__The input__.
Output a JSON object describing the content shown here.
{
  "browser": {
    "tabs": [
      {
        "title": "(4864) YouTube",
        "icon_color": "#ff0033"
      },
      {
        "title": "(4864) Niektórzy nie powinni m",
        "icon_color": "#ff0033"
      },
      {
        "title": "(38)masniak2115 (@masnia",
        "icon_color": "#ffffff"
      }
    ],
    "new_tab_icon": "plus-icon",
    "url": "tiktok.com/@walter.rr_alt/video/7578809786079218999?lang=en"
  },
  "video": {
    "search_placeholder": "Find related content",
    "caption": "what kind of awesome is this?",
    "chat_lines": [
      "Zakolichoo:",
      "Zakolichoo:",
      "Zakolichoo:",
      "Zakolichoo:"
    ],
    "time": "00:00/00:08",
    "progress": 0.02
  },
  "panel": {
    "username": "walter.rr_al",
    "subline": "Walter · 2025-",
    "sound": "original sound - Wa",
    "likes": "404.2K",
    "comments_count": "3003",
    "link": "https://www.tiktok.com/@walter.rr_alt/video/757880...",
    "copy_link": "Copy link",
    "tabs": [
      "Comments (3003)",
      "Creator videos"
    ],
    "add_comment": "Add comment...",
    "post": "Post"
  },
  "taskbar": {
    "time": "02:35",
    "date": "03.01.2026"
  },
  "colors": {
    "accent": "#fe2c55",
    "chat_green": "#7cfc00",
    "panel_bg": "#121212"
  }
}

__Exercise description__. Work out how many lines of the data hold the string "tiktok". Reply with that number alone.

__Finished task__. 2